## begin SUPPLIED INFORMATION
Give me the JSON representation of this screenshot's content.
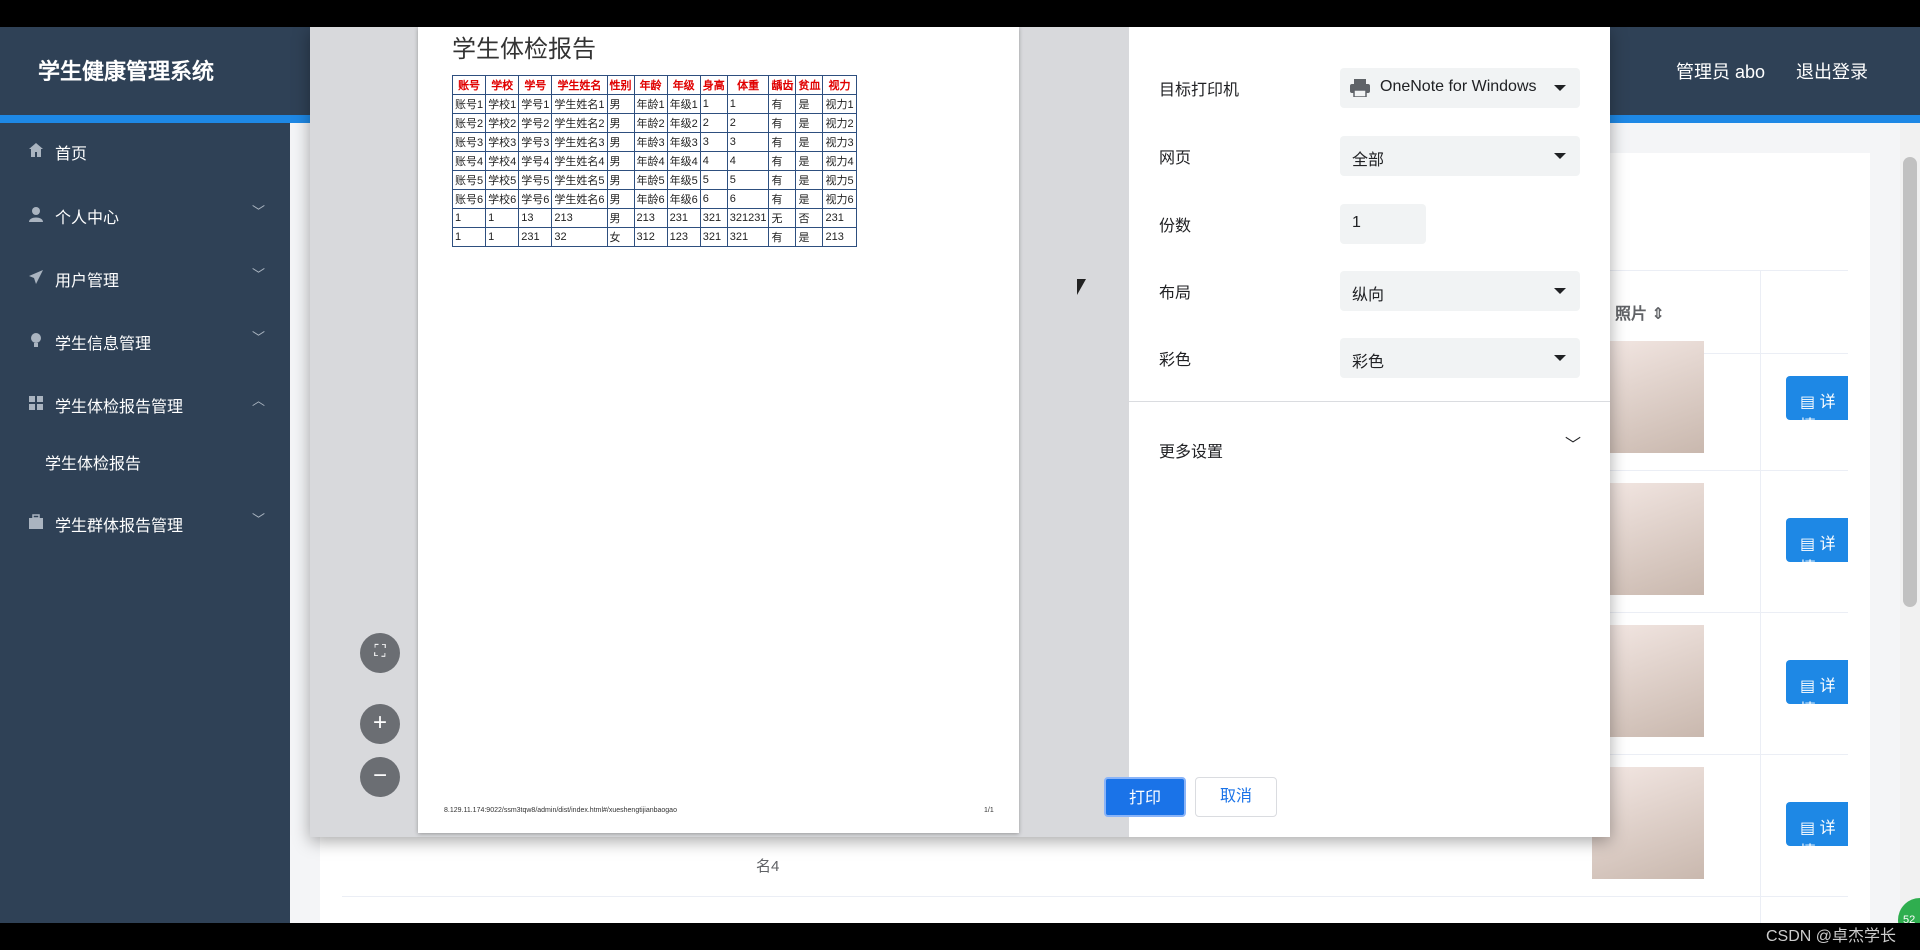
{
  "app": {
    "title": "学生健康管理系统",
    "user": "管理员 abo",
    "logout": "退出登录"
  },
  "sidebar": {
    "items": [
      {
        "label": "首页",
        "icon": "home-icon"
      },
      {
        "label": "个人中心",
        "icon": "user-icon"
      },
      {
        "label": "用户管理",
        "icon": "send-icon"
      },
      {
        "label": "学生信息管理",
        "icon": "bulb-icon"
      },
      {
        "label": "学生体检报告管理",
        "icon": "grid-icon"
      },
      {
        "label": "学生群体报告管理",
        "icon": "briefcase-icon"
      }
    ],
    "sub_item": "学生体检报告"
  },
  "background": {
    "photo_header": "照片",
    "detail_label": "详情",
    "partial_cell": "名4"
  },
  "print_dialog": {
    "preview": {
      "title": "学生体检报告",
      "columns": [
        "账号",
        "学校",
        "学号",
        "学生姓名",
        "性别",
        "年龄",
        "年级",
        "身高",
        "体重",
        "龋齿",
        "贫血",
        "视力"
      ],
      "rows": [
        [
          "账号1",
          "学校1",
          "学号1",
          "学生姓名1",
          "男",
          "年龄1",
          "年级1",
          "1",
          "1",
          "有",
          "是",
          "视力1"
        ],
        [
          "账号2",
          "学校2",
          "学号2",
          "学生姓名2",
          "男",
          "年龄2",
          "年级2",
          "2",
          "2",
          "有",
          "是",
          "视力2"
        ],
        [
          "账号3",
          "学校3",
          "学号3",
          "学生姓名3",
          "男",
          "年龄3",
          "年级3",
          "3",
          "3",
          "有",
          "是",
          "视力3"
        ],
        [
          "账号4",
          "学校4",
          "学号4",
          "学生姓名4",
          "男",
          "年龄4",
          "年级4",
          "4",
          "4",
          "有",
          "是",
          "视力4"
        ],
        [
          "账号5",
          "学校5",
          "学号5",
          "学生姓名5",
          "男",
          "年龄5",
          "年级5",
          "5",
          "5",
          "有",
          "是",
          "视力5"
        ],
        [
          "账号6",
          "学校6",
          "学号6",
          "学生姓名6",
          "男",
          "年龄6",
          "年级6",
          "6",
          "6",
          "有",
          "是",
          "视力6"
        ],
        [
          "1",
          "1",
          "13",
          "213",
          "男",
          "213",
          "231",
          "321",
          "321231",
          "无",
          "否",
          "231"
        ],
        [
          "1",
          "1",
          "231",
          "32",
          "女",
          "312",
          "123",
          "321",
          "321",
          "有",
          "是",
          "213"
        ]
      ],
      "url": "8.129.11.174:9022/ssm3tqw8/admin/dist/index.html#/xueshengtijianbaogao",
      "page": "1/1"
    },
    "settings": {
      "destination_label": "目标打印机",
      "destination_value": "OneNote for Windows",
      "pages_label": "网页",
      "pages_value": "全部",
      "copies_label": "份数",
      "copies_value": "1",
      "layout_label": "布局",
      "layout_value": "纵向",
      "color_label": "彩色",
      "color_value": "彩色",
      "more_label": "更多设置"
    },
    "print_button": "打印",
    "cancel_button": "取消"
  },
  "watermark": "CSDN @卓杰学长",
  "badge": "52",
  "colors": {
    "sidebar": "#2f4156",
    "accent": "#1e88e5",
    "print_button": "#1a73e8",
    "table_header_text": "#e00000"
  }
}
## end SUPPLIED INFORMATION
## begin SUPPLIED INFORMATION
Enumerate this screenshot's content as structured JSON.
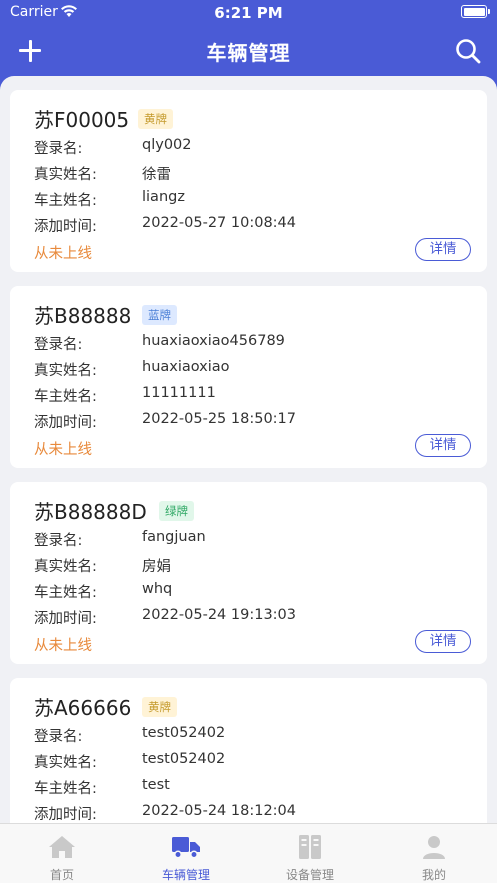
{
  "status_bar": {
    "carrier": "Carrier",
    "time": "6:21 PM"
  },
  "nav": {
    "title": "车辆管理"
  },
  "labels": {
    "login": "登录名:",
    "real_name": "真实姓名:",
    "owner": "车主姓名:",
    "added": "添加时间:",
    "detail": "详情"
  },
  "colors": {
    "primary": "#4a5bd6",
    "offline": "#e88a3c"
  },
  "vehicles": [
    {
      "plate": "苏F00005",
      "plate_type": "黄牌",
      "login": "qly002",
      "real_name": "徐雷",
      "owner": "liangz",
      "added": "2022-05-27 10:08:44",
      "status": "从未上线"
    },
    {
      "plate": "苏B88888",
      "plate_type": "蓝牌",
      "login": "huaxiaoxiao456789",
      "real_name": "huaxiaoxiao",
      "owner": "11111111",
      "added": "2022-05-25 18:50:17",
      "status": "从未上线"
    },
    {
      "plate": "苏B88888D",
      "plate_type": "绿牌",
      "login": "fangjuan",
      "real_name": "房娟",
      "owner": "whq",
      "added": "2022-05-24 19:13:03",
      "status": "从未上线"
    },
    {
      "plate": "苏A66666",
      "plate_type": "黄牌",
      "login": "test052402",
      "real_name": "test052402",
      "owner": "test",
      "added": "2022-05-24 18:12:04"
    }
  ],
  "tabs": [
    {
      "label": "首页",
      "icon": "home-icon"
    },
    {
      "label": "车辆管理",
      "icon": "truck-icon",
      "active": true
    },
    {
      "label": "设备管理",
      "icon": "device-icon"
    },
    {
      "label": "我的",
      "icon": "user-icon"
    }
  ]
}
## end SUPPLIED INFORMATION
Pick out the lines above that hold the string "this" and show them.

* **RESPONSE TO THE EXERCISE**:
Give me the JSON representation of this screenshot's content.
Enumerate this screenshot's content as structured JSON.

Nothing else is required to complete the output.